Dataset excerpt:

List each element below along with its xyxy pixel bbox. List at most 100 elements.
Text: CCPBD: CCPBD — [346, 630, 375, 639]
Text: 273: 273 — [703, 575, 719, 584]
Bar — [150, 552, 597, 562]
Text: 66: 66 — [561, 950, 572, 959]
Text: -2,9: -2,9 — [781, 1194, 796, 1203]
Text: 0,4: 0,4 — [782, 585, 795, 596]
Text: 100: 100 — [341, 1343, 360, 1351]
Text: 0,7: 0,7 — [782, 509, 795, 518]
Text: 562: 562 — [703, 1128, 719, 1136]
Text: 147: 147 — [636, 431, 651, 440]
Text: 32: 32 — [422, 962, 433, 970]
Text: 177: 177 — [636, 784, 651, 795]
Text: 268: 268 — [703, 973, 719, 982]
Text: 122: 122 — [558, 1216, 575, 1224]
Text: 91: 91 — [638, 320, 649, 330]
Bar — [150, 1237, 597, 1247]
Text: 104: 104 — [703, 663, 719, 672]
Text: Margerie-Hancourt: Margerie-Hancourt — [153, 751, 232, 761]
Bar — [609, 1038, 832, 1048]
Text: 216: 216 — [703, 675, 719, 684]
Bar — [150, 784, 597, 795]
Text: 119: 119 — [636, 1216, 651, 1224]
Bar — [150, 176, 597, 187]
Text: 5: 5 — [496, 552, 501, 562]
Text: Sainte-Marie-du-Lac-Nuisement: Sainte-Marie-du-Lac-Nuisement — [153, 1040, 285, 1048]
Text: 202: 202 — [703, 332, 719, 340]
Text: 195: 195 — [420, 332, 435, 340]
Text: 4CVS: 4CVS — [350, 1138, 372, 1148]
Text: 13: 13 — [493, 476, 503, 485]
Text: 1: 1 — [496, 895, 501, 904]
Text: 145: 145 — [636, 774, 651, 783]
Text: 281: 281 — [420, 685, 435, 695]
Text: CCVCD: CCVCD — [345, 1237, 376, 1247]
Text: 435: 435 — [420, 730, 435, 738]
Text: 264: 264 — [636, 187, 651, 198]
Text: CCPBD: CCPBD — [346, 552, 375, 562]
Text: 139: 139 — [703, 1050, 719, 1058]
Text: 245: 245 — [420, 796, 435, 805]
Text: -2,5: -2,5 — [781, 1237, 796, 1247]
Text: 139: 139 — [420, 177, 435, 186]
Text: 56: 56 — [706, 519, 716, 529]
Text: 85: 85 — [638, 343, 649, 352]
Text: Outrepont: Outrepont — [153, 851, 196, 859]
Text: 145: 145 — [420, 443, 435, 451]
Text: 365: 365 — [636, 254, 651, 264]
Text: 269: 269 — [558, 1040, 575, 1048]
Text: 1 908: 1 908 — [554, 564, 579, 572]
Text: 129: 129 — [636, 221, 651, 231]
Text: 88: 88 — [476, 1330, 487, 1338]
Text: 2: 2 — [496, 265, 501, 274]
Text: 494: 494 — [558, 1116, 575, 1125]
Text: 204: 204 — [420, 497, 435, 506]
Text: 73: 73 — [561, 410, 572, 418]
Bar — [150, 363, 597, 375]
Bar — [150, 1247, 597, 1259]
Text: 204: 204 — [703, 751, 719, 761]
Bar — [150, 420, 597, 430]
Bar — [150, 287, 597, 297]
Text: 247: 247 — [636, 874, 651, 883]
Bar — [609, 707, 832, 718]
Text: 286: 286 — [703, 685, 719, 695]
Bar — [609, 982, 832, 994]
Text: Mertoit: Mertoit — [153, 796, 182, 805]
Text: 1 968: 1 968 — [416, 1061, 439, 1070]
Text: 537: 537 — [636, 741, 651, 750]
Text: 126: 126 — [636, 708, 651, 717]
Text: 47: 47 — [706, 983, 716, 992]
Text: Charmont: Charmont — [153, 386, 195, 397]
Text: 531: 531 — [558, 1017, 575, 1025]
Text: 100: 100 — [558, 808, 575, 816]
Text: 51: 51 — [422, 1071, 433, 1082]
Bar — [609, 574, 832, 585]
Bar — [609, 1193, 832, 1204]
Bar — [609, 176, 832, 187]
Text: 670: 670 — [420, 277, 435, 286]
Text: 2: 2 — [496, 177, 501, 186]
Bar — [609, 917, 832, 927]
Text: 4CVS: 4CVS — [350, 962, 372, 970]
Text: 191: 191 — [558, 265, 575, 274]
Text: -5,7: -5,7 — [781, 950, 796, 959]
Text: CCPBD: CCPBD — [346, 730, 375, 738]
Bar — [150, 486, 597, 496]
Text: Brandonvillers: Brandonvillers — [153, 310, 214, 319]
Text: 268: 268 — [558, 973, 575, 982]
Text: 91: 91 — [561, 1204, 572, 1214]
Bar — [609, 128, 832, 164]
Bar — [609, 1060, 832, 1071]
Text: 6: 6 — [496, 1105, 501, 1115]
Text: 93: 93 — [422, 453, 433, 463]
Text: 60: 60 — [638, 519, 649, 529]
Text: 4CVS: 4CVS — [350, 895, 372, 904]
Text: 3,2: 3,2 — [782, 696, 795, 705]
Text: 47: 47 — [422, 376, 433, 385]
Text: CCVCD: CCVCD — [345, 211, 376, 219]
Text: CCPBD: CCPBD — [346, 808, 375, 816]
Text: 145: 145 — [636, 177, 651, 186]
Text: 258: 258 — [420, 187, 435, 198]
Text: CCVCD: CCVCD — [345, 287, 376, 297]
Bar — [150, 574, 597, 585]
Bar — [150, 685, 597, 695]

OBJECTIVE: Copy the data above word for word, with every line unchanged.

FINISHED EXERCISE:
List each element below along with its xyxy pixel bbox. List at most 100 elements.
Text: CCPBD: CCPBD — [346, 630, 375, 639]
Text: 273: 273 — [703, 575, 719, 584]
Bar — [150, 552, 597, 562]
Text: 66: 66 — [561, 950, 572, 959]
Text: -2,9: -2,9 — [781, 1194, 796, 1203]
Text: 0,4: 0,4 — [782, 585, 795, 596]
Text: 100: 100 — [341, 1343, 360, 1351]
Text: 0,7: 0,7 — [782, 509, 795, 518]
Text: 562: 562 — [703, 1128, 719, 1136]
Text: 147: 147 — [636, 431, 651, 440]
Text: 32: 32 — [422, 962, 433, 970]
Text: 177: 177 — [636, 784, 651, 795]
Text: 268: 268 — [703, 973, 719, 982]
Text: 122: 122 — [558, 1216, 575, 1224]
Text: 91: 91 — [638, 320, 649, 330]
Bar — [150, 1237, 597, 1247]
Text: 104: 104 — [703, 663, 719, 672]
Text: Margerie-Hancourt: Margerie-Hancourt — [153, 751, 232, 761]
Bar — [609, 1038, 832, 1048]
Text: 216: 216 — [703, 675, 719, 684]
Bar — [150, 784, 597, 795]
Text: 119: 119 — [636, 1216, 651, 1224]
Bar — [150, 176, 597, 187]
Text: 5: 5 — [496, 552, 501, 562]
Text: Sainte-Marie-du-Lac-Nuisement: Sainte-Marie-du-Lac-Nuisement — [153, 1040, 285, 1048]
Text: 202: 202 — [703, 332, 719, 340]
Text: 195: 195 — [420, 332, 435, 340]
Text: 4CVS: 4CVS — [350, 1138, 372, 1148]
Text: 13: 13 — [493, 476, 503, 485]
Text: 1: 1 — [496, 895, 501, 904]
Text: 145: 145 — [636, 774, 651, 783]
Text: 281: 281 — [420, 685, 435, 695]
Text: CCVCD: CCVCD — [345, 1237, 376, 1247]
Text: 435: 435 — [420, 730, 435, 738]
Text: 264: 264 — [636, 187, 651, 198]
Text: CCPBD: CCPBD — [346, 552, 375, 562]
Text: 139: 139 — [703, 1050, 719, 1058]
Text: 245: 245 — [420, 796, 435, 805]
Text: -2,5: -2,5 — [781, 1237, 796, 1247]
Text: 139: 139 — [420, 177, 435, 186]
Text: 56: 56 — [706, 519, 716, 529]
Text: 85: 85 — [638, 343, 649, 352]
Text: Outrepont: Outrepont — [153, 851, 196, 859]
Text: 145: 145 — [420, 443, 435, 451]
Text: 365: 365 — [636, 254, 651, 264]
Text: 269: 269 — [558, 1040, 575, 1048]
Text: 1 908: 1 908 — [554, 564, 579, 572]
Text: 129: 129 — [636, 221, 651, 231]
Text: 88: 88 — [476, 1330, 487, 1338]
Text: 2: 2 — [496, 265, 501, 274]
Text: 494: 494 — [558, 1116, 575, 1125]
Text: 204: 204 — [420, 497, 435, 506]
Text: 73: 73 — [561, 410, 572, 418]
Bar — [150, 363, 597, 375]
Bar — [150, 1247, 597, 1259]
Text: 204: 204 — [703, 751, 719, 761]
Bar — [150, 420, 597, 430]
Bar — [150, 287, 597, 297]
Text: 247: 247 — [636, 874, 651, 883]
Bar — [609, 707, 832, 718]
Text: 286: 286 — [703, 685, 719, 695]
Bar — [609, 982, 832, 994]
Text: Mertoit: Mertoit — [153, 796, 182, 805]
Text: 1 968: 1 968 — [416, 1061, 439, 1070]
Text: 537: 537 — [636, 741, 651, 750]
Text: 126: 126 — [636, 708, 651, 717]
Text: 47: 47 — [706, 983, 716, 992]
Text: Charmont: Charmont — [153, 386, 195, 397]
Text: 531: 531 — [558, 1017, 575, 1025]
Text: 100: 100 — [558, 808, 575, 816]
Text: 51: 51 — [422, 1071, 433, 1082]
Bar — [609, 574, 832, 585]
Bar — [609, 1193, 832, 1204]
Bar — [609, 176, 832, 187]
Text: 670: 670 — [420, 277, 435, 286]
Text: 2: 2 — [496, 177, 501, 186]
Bar — [609, 917, 832, 927]
Text: 4CVS: 4CVS — [350, 962, 372, 970]
Text: 191: 191 — [558, 265, 575, 274]
Text: -5,7: -5,7 — [781, 950, 796, 959]
Text: CCPBD: CCPBD — [346, 730, 375, 738]
Bar — [150, 486, 597, 496]
Text: Brandonvillers: Brandonvillers — [153, 310, 214, 319]
Text: 268: 268 — [558, 973, 575, 982]
Text: 91: 91 — [561, 1204, 572, 1214]
Bar — [609, 128, 832, 164]
Bar — [609, 1060, 832, 1071]
Text: 6: 6 — [496, 1105, 501, 1115]
Text: 93: 93 — [422, 453, 433, 463]
Text: 60: 60 — [638, 519, 649, 529]
Text: 4CVS: 4CVS — [350, 895, 372, 904]
Text: 3,2: 3,2 — [782, 696, 795, 705]
Text: 47: 47 — [422, 376, 433, 385]
Text: CCVCD: CCVCD — [345, 211, 376, 219]
Text: CCPBD: CCPBD — [346, 808, 375, 816]
Text: 145: 145 — [636, 177, 651, 186]
Text: 258: 258 — [420, 187, 435, 198]
Text: CCVCD: CCVCD — [345, 287, 376, 297]
Bar — [150, 574, 597, 585]
Bar — [150, 685, 597, 695]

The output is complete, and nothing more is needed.